START PROVIDED INFORMATION
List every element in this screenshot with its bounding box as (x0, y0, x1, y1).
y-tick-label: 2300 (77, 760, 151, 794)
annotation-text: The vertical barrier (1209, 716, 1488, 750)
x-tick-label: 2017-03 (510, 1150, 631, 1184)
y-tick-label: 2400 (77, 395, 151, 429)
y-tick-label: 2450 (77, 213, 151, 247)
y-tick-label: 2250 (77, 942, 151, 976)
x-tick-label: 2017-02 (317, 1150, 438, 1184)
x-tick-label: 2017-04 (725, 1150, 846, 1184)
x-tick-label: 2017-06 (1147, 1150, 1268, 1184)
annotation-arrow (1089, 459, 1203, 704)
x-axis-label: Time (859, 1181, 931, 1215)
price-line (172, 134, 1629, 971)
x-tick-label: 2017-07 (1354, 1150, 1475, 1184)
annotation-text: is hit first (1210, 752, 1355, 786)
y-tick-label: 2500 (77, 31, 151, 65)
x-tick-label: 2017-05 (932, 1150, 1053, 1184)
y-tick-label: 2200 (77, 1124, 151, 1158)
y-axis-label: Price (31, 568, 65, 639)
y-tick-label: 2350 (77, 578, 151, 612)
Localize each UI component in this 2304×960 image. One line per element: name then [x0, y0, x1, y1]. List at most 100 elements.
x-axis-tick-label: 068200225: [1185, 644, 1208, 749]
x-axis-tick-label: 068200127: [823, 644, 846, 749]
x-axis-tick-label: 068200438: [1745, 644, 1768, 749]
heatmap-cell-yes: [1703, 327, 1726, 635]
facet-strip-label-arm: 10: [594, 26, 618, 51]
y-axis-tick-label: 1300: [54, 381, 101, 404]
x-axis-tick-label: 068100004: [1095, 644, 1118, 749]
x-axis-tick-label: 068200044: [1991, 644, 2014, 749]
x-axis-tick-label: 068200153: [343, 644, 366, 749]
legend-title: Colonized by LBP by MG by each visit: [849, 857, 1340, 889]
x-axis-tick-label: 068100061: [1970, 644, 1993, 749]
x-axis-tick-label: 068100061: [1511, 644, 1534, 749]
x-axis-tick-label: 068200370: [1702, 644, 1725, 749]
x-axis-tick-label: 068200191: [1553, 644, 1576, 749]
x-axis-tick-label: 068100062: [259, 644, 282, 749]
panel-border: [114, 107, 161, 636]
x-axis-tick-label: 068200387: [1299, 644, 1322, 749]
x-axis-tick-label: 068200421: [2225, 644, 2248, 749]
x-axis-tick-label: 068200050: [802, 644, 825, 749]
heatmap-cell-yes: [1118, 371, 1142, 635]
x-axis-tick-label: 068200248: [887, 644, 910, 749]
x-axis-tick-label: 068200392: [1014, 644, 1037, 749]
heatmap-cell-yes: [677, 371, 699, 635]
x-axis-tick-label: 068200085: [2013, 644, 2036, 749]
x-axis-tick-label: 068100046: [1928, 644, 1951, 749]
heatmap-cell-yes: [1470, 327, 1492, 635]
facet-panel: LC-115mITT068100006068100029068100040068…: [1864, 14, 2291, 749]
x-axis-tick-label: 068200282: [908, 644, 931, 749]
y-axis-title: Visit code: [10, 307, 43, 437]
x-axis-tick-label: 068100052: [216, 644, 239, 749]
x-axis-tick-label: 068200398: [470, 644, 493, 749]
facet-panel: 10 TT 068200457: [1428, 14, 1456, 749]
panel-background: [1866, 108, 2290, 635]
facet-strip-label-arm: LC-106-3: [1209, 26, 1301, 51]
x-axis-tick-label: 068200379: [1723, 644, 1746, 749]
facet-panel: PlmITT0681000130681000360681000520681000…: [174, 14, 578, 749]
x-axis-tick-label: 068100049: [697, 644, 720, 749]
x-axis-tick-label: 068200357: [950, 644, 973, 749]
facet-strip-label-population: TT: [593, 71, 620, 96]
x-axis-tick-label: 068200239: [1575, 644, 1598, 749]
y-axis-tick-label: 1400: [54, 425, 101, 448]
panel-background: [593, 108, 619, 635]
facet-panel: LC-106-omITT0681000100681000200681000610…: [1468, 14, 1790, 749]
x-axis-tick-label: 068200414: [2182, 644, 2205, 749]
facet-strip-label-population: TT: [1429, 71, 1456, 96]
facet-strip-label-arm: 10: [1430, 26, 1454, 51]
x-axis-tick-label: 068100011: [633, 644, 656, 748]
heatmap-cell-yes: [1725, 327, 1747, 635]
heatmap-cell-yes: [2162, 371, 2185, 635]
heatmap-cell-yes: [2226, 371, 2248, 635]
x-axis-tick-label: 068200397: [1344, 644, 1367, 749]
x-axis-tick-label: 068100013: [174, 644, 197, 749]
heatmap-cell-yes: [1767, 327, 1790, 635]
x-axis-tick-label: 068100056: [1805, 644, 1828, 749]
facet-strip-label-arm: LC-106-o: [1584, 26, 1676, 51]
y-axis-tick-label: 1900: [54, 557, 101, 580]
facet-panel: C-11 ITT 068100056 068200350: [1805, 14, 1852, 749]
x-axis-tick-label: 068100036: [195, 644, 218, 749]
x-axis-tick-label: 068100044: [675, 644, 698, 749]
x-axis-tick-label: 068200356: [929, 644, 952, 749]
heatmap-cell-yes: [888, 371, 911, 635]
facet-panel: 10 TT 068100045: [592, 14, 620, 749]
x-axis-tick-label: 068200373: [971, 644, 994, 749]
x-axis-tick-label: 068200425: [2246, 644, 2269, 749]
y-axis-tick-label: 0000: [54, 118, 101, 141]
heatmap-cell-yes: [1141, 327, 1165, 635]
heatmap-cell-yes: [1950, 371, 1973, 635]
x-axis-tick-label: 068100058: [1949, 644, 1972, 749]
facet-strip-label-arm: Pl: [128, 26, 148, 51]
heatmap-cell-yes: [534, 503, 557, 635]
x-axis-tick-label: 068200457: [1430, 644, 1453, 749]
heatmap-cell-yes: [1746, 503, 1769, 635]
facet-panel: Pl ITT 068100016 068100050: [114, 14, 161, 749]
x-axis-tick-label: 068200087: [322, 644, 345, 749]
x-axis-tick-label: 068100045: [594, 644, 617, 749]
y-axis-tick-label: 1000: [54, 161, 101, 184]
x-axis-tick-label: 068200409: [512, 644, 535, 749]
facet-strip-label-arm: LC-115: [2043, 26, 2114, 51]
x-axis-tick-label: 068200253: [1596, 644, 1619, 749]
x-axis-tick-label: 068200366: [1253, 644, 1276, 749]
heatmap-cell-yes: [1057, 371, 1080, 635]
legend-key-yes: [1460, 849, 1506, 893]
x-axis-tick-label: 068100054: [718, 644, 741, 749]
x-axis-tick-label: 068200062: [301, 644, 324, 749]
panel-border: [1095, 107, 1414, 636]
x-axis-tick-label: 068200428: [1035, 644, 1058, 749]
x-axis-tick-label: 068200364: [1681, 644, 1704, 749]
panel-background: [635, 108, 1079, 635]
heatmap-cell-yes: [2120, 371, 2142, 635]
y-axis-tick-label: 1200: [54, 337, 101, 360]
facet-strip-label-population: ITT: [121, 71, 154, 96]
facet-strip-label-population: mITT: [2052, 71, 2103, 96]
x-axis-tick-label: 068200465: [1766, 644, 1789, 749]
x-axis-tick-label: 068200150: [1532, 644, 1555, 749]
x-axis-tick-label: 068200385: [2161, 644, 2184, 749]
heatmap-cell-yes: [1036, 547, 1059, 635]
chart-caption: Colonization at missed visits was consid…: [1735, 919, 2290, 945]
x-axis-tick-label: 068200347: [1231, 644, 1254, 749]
END PROVIDED INFORMATION
AIM OF THE TASK
Output the lines from the very first one up to and including the line with "annotation-arrow (1089, 459, 1203, 704)" as a JSON list of strings, one string per line, with blank lines left out.

WRITTEN RESPONSE
[
  "List every element in this screenshot with its bounding box as (x0, y0, x1, y1).",
  "y-tick-label: 2300 (77, 760, 151, 794)",
  "annotation-text: The vertical barrier (1209, 716, 1488, 750)",
  "x-tick-label: 2017-03 (510, 1150, 631, 1184)",
  "y-tick-label: 2400 (77, 395, 151, 429)",
  "y-tick-label: 2450 (77, 213, 151, 247)",
  "y-tick-label: 2250 (77, 942, 151, 976)",
  "x-tick-label: 2017-02 (317, 1150, 438, 1184)",
  "x-tick-label: 2017-04 (725, 1150, 846, 1184)",
  "x-tick-label: 2017-06 (1147, 1150, 1268, 1184)",
  "annotation-arrow (1089, 459, 1203, 704)"
]